» SET TASK: Using the data below, determine the number of lines that include the string "content". Write only that number.

» LISTING:
= = = = =

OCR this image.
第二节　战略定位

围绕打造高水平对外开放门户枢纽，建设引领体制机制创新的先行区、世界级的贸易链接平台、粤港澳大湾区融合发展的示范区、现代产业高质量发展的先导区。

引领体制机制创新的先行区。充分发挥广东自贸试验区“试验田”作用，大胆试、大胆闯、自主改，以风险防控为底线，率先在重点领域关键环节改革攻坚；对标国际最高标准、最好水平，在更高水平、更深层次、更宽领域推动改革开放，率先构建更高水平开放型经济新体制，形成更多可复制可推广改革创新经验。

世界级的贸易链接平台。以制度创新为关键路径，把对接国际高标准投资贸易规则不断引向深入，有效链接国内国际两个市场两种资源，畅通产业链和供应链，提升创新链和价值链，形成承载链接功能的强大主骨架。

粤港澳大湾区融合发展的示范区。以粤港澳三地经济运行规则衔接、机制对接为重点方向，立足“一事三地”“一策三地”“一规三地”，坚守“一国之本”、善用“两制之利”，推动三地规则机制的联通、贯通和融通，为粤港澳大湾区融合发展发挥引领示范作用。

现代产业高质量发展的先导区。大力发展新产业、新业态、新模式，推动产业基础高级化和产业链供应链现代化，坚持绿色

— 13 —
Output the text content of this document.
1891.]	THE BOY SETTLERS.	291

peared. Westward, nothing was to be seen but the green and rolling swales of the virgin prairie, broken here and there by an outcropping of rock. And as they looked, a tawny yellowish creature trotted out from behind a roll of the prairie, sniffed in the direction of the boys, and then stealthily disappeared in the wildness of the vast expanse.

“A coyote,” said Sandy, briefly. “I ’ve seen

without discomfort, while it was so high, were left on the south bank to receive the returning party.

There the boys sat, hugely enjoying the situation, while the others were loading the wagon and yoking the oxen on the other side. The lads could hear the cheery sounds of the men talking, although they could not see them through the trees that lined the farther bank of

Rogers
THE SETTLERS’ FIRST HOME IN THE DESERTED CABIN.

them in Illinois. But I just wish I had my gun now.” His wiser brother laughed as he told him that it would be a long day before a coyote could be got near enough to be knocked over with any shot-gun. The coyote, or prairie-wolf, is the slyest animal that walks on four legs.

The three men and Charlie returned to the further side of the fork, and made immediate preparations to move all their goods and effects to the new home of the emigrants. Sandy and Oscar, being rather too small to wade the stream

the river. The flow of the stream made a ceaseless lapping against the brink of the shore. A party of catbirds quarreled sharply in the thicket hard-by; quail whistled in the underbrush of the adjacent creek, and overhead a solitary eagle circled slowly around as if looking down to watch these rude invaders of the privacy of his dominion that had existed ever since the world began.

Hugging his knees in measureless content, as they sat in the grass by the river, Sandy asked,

= = = = =

» WRITTEN RESPONSE: 2